* **Goal**
Extract the lines that carry the string "word" from the listing.

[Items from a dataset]

=-=-=

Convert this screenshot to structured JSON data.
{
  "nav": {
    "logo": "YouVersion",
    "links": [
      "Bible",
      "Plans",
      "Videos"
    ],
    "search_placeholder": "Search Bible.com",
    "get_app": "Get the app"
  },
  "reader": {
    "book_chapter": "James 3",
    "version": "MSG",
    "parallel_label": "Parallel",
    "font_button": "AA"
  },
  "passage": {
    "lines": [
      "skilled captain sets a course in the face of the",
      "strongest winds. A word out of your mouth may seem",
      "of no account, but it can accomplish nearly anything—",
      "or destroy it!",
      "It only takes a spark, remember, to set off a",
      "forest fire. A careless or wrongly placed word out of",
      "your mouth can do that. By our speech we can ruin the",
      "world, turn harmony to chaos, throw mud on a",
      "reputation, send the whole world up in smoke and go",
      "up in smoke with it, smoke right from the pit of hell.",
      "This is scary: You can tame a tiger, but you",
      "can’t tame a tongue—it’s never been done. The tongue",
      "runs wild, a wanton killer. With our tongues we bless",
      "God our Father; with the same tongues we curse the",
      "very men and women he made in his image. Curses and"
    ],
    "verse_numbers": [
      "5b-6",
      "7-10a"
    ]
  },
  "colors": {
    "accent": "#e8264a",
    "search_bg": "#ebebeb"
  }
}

=-=-=

* **Result of this task**
      "strongest winds. A word out of your mouth may seem",
      "forest fire. A careless or wrongly placed word out of",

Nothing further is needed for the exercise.